- **Material provided**

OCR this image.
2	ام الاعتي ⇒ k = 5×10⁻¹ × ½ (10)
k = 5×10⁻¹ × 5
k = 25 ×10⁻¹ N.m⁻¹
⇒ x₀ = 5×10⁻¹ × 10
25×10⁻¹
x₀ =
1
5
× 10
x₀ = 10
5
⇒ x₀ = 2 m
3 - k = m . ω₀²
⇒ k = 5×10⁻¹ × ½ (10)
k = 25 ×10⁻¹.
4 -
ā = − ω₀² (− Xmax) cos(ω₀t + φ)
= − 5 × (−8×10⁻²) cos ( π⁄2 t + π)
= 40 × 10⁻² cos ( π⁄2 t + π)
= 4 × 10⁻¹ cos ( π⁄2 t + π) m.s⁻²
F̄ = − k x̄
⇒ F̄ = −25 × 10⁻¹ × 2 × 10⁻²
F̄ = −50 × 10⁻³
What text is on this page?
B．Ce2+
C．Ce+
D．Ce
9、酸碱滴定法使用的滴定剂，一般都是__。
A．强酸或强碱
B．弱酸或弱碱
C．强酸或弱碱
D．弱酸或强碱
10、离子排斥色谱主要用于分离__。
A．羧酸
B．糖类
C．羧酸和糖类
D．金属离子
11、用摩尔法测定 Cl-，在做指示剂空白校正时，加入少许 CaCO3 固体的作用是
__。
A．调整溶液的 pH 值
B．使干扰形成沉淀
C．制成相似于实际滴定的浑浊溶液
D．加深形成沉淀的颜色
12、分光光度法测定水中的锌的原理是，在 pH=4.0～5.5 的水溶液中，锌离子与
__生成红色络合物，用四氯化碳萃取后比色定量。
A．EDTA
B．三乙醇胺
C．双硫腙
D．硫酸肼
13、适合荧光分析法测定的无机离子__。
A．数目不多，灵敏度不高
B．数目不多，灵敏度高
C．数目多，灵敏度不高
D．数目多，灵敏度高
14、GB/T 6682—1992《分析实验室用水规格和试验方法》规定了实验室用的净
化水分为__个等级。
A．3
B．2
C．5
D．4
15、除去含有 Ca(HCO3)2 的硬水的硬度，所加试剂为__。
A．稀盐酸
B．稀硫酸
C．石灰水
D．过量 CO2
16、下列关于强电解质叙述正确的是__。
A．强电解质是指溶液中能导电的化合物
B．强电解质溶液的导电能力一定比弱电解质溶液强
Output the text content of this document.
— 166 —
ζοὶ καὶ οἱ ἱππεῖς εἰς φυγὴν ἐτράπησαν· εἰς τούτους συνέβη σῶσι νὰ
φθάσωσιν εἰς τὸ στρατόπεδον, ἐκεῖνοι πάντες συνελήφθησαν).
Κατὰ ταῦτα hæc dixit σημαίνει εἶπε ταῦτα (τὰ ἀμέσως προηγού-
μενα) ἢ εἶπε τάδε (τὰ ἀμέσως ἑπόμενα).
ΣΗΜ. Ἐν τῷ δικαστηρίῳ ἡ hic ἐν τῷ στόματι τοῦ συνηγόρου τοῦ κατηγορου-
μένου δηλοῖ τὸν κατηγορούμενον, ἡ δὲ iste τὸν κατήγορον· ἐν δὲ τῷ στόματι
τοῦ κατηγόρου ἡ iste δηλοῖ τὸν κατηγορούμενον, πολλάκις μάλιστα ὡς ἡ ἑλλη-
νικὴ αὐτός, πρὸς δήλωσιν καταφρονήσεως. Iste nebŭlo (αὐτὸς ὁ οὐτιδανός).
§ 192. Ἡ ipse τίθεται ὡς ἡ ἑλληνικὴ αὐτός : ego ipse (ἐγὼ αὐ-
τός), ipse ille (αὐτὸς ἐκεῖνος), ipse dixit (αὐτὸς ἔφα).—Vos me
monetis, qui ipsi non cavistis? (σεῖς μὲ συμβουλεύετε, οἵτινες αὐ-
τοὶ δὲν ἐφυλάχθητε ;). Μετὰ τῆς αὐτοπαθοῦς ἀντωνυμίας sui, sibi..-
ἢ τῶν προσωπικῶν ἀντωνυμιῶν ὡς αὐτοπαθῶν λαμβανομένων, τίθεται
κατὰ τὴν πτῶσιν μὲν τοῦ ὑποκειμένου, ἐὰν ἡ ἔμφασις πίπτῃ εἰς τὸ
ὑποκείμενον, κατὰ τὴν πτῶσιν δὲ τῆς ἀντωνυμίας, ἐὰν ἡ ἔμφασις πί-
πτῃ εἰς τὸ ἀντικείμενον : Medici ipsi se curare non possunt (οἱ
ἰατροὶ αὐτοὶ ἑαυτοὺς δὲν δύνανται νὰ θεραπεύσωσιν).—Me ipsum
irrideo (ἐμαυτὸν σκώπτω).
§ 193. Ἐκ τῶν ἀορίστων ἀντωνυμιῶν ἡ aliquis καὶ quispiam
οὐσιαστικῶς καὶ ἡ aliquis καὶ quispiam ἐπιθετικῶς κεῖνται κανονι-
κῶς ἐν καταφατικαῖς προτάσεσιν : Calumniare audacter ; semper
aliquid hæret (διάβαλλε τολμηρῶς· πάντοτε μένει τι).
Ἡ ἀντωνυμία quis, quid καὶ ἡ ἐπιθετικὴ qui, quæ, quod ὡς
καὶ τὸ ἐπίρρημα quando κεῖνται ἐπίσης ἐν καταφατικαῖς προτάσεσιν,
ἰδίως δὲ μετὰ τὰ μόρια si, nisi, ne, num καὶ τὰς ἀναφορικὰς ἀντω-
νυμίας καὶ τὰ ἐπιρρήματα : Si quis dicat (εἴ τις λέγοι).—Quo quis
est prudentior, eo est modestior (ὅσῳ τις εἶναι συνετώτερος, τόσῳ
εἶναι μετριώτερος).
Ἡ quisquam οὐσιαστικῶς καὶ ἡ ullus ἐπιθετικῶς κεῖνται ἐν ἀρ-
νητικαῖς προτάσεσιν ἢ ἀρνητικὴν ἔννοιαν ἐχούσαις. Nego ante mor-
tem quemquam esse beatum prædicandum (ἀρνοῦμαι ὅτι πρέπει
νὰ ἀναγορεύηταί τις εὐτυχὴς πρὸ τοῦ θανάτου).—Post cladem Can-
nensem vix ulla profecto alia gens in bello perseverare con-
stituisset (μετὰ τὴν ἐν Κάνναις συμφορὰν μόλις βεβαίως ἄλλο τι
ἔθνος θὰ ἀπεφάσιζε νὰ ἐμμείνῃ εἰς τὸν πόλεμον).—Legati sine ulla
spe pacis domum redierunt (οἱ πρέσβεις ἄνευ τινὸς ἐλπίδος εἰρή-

- **Requirement**
Copy each line of the records above that carries the word "aliquis".

- **Answer to this task**
§ 193. Ἐκ τῶν ἀορίστων ἀντωνυμιῶν ἡ aliquis καὶ quispiam
οὐσιαστικῶς καὶ ἡ aliquis καὶ quispiam ἐπιθετικῶς κεῖνται κανονι-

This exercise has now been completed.